→ PROVIDED RECORDS:
++++++++++

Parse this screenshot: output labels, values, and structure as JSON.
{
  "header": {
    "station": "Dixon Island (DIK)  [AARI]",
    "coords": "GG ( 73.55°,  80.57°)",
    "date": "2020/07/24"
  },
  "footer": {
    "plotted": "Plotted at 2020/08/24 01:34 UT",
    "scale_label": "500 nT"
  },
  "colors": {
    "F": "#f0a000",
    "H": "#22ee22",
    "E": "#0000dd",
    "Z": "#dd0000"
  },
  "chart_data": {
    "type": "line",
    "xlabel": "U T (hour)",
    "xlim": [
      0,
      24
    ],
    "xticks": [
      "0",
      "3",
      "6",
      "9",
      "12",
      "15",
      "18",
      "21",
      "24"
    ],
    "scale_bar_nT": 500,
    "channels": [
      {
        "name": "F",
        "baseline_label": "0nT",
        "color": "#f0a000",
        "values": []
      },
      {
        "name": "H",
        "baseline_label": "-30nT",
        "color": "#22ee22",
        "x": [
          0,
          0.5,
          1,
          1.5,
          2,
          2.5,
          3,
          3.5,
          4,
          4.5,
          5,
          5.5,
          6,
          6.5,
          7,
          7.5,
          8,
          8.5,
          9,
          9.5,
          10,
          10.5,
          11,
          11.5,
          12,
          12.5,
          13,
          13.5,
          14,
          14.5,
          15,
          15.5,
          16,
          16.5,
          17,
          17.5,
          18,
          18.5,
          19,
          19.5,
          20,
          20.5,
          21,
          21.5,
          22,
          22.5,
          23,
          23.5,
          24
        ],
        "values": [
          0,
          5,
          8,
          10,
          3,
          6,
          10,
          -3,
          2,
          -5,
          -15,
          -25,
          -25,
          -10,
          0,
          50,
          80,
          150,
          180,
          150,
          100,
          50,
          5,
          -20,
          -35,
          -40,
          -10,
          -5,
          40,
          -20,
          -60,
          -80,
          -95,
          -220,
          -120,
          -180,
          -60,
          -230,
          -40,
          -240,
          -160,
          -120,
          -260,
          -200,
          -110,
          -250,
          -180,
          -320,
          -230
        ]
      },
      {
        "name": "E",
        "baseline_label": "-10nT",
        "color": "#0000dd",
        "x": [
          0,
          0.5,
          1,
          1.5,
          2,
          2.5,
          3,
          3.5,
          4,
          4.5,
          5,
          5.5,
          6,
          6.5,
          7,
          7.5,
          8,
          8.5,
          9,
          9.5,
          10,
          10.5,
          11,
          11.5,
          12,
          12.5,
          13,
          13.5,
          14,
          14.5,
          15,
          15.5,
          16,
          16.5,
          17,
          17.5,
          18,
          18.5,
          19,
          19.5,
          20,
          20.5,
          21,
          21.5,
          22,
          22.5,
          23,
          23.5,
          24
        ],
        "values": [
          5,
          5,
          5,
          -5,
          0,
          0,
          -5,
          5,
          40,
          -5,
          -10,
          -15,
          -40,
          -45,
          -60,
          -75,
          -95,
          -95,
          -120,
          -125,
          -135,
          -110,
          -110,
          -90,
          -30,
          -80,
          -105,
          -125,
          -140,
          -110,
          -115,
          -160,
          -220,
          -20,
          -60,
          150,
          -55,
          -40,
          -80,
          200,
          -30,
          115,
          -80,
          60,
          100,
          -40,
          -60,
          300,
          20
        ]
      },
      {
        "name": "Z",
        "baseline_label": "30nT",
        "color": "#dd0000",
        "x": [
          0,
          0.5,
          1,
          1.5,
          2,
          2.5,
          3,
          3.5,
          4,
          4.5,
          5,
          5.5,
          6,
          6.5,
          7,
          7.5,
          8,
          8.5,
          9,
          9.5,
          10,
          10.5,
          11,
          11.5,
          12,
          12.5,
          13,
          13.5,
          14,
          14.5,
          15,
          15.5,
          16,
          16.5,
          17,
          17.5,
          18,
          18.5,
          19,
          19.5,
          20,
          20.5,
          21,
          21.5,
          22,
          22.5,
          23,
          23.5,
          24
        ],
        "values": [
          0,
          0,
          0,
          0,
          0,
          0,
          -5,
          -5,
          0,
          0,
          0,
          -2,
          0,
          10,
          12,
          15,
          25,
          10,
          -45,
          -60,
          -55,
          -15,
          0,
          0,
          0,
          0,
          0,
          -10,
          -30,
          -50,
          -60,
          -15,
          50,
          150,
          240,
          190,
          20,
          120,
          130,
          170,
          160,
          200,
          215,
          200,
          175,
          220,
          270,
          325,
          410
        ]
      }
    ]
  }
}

++++++++++

→ AIM OF THE EXERCISE: Please reproduce every line of the material word for word.

→ EXPECTED ANSWER:
Parse this screenshot: output labels, values, and structure as JSON.
{
  "header": {
    "station": "Dixon Island (DIK)  [AARI]",
    "coords": "GG ( 73.55°,  80.57°)",
    "date": "2020/07/24"
  },
  "footer": {
    "plotted": "Plotted at 2020/08/24 01:34 UT",
    "scale_label": "500 nT"
  },
  "colors": {
    "F": "#f0a000",
    "H": "#22ee22",
    "E": "#0000dd",
    "Z": "#dd0000"
  },
  "chart_data": {
    "type": "line",
    "xlabel": "U T (hour)",
    "xlim": [
      0,
      24
    ],
    "xticks": [
      "0",
      "3",
      "6",
      "9",
      "12",
      "15",
      "18",
      "21",
      "24"
    ],
    "scale_bar_nT": 500,
    "channels": [
      {
        "name": "F",
        "baseline_label": "0nT",
        "color": "#f0a000",
        "values": []
      },
      {
        "name": "H",
        "baseline_label": "-30nT",
        "color": "#22ee22",
        "x": [
          0,
          0.5,
          1,
          1.5,
          2,
          2.5,
          3,
          3.5,
          4,
          4.5,
          5,
          5.5,
          6,
          6.5,
          7,
          7.5,
          8,
          8.5,
          9,
          9.5,
          10,
          10.5,
          11,
          11.5,
          12,
          12.5,
          13,
          13.5,
          14,
          14.5,
          15,
          15.5,
          16,
          16.5,
          17,
          17.5,
          18,
          18.5,
          19,
          19.5,
          20,
          20.5,
          21,
          21.5,
          22,
          22.5,
          23,
          23.5,
          24
        ],
        "values": [
          0,
          5,
          8,
          10,
          3,
          6,
          10,
          -3,
          2,
          -5,
          -15,
          -25,
          -25,
          -10,
          0,
          50,
          80,
          150,
          180,
          150,
          100,
          50,
          5,
          -20,
          -35,
          -40,
          -10,
          -5,
          40,
          -20,
          -60,
          -80,
          -95,
          -220,
          -120,
          -180,
          -60,
          -230,
          -40,
          -240,
          -160,
          -120,
          -260,
          -200,
          -110,
          -250,
          -180,
          -320,
          -230
        ]
      },
      {
        "name": "E",
        "baseline_label": "-10nT",
        "color": "#0000dd",
        "x": [
          0,
          0.5,
          1,
          1.5,
          2,
          2.5,
          3,
          3.5,
          4,
          4.5,
          5,
          5.5,
          6,
          6.5,
          7,
          7.5,
          8,
          8.5,
          9,
          9.5,
          10,
          10.5,
          11,
          11.5,
          12,
          12.5,
          13,
          13.5,
          14,
          14.5,
          15,
          15.5,
          16,
          16.5,
          17,
          17.5,
          18,
          18.5,
          19,
          19.5,
          20,
          20.5,
          21,
          21.5,
          22,
          22.5,
          23,
          23.5,
          24
        ],
        "values": [
          5,
          5,
          5,
          -5,
          0,
          0,
          -5,
          5,
          40,
          -5,
          -10,
          -15,
          -40,
          -45,
          -60,
          -75,
          -95,
          -95,
          -120,
          -125,
          -135,
          -110,
          -110,
          -90,
          -30,
          -80,
          -105,
          -125,
          -140,
          -110,
          -115,
          -160,
          -220,
          -20,
          -60,
          150,
          -55,
          -40,
          -80,
          200,
          -30,
          115,
          -80,
          60,
          100,
          -40,
          -60,
          300,
          20
        ]
      },
      {
        "name": "Z",
        "baseline_label": "30nT",
        "color": "#dd0000",
        "x": [
          0,
          0.5,
          1,
          1.5,
          2,
          2.5,
          3,
          3.5,
          4,
          4.5,
          5,
          5.5,
          6,
          6.5,
          7,
          7.5,
          8,
          8.5,
          9,
          9.5,
          10,
          10.5,
          11,
          11.5,
          12,
          12.5,
          13,
          13.5,
          14,
          14.5,
          15,
          15.5,
          16,
          16.5,
          17,
          17.5,
          18,
          18.5,
          19,
          19.5,
          20,
          20.5,
          21,
          21.5,
          22,
          22.5,
          23,
          23.5,
          24
        ],
        "values": [
          0,
          0,
          0,
          0,
          0,
          0,
          -5,
          -5,
          0,
          0,
          0,
          -2,
          0,
          10,
          12,
          15,
          25,
          10,
          -45,
          -60,
          -55,
          -15,
          0,
          0,
          0,
          0,
          0,
          -10,
          -30,
          -50,
          -60,
          -15,
          50,
          150,
          240,
          190,
          20,
          120,
          130,
          170,
          160,
          200,
          215,
          200,
          175,
          220,
          270,
          325,
          410
        ]
      }
    ]
  }
}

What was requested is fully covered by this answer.